Output the lines that follow exactly as they are.

[Figure collection entries]
========================================
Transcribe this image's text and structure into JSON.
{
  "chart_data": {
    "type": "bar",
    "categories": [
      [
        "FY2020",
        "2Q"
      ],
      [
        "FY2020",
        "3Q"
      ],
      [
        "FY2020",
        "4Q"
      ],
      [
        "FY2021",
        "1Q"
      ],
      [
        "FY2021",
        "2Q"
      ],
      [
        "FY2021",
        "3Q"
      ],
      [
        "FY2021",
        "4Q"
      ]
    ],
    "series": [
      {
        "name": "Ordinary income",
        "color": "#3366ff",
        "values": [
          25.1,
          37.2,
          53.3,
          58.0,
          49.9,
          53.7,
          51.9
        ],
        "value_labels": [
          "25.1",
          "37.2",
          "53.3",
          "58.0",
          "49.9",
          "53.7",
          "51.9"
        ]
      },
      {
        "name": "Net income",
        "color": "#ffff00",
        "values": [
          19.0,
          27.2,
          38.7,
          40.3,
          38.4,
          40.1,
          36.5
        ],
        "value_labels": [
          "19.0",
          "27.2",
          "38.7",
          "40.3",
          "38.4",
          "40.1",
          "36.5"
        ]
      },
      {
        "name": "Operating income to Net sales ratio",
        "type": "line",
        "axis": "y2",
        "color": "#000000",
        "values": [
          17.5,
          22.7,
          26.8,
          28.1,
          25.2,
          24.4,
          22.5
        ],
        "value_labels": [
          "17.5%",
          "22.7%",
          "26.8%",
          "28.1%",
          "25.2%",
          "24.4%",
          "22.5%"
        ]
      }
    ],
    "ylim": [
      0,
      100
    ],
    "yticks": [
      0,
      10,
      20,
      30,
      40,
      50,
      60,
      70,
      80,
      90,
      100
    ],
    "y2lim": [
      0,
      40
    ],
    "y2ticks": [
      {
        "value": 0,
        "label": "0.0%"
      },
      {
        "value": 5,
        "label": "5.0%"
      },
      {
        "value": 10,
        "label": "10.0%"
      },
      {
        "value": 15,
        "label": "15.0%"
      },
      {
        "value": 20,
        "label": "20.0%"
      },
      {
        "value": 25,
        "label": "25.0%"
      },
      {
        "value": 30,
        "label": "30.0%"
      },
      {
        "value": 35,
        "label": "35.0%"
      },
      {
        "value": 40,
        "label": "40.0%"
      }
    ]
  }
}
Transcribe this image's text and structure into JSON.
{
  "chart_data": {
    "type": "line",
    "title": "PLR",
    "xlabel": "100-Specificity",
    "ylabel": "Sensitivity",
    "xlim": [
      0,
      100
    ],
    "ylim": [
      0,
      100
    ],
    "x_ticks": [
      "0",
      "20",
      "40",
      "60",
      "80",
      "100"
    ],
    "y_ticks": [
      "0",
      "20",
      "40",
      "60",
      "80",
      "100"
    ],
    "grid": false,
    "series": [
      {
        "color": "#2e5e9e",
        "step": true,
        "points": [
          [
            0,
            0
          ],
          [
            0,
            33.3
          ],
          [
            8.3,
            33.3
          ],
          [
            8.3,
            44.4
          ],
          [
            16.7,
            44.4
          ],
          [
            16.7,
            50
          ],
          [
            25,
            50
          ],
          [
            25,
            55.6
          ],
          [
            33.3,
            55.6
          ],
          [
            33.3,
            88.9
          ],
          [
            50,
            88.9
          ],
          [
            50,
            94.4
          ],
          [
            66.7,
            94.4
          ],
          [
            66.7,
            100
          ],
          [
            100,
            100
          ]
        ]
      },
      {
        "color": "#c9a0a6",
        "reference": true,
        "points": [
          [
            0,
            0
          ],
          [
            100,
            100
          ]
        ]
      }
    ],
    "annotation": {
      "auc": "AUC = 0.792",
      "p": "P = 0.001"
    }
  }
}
========================================
FULL OUTPUT:
Transcribe this image's text and structure into JSON.
{
  "chart_data": {
    "type": "bar",
    "categories": [
      [
        "FY2020",
        "2Q"
      ],
      [
        "FY2020",
        "3Q"
      ],
      [
        "FY2020",
        "4Q"
      ],
      [
        "FY2021",
        "1Q"
      ],
      [
        "FY2021",
        "2Q"
      ],
      [
        "FY2021",
        "3Q"
      ],
      [
        "FY2021",
        "4Q"
      ]
    ],
    "series": [
      {
        "name": "Ordinary income",
        "color": "#3366ff",
        "values": [
          25.1,
          37.2,
          53.3,
          58.0,
          49.9,
          53.7,
          51.9
        ],
        "value_labels": [
          "25.1",
          "37.2",
          "53.3",
          "58.0",
          "49.9",
          "53.7",
          "51.9"
        ]
      },
      {
        "name": "Net income",
        "color": "#ffff00",
        "values": [
          19.0,
          27.2,
          38.7,
          40.3,
          38.4,
          40.1,
          36.5
        ],
        "value_labels": [
          "19.0",
          "27.2",
          "38.7",
          "40.3",
          "38.4",
          "40.1",
          "36.5"
        ]
      },
      {
        "name": "Operating income to Net sales ratio",
        "type": "line",
        "axis": "y2",
        "color": "#000000",
        "values": [
          17.5,
          22.7,
          26.8,
          28.1,
          25.2,
          24.4,
          22.5
        ],
        "value_labels": [
          "17.5%",
          "22.7%",
          "26.8%",
          "28.1%",
          "25.2%",
          "24.4%",
          "22.5%"
        ]
      }
    ],
    "ylim": [
      0,
      100
    ],
    "yticks": [
      0,
      10,
      20,
      30,
      40,
      50,
      60,
      70,
      80,
      90,
      100
    ],
    "y2lim": [
      0,
      40
    ],
    "y2ticks": [
      {
        "value": 0,
        "label": "0.0%"
      },
      {
        "value": 5,
        "label": "5.0%"
      },
      {
        "value": 10,
        "label": "10.0%"
      },
      {
        "value": 15,
        "label": "15.0%"
      },
      {
        "value": 20,
        "label": "20.0%"
      },
      {
        "value": 25,
        "label": "25.0%"
      },
      {
        "value": 30,
        "label": "30.0%"
      },
      {
        "value": 35,
        "label": "35.0%"
      },
      {
        "value": 40,
        "label": "40.0%"
      }
    ]
  }
}
Transcribe this image's text and structure into JSON.
{
  "chart_data": {
    "type": "line",
    "title": "PLR",
    "xlabel": "100-Specificity",
    "ylabel": "Sensitivity",
    "xlim": [
      0,
      100
    ],
    "ylim": [
      0,
      100
    ],
    "x_ticks": [
      "0",
      "20",
      "40",
      "60",
      "80",
      "100"
    ],
    "y_ticks": [
      "0",
      "20",
      "40",
      "60",
      "80",
      "100"
    ],
    "grid": false,
    "series": [
      {
        "color": "#2e5e9e",
        "step": true,
        "points": [
          [
            0,
            0
          ],
          [
            0,
            33.3
          ],
          [
            8.3,
            33.3
          ],
          [
            8.3,
            44.4
          ],
          [
            16.7,
            44.4
          ],
          [
            16.7,
            50
          ],
          [
            25,
            50
          ],
          [
            25,
            55.6
          ],
          [
            33.3,
            55.6
          ],
          [
            33.3,
            88.9
          ],
          [
            50,
            88.9
          ],
          [
            50,
            94.4
          ],
          [
            66.7,
            94.4
          ],
          [
            66.7,
            100
          ],
          [
            100,
            100
          ]
        ]
      },
      {
        "color": "#c9a0a6",
        "reference": true,
        "points": [
          [
            0,
            0
          ],
          [
            100,
            100
          ]
        ]
      }
    ],
    "annotation": {
      "auc": "AUC = 0.792",
      "p": "P = 0.001"
    }
  }
}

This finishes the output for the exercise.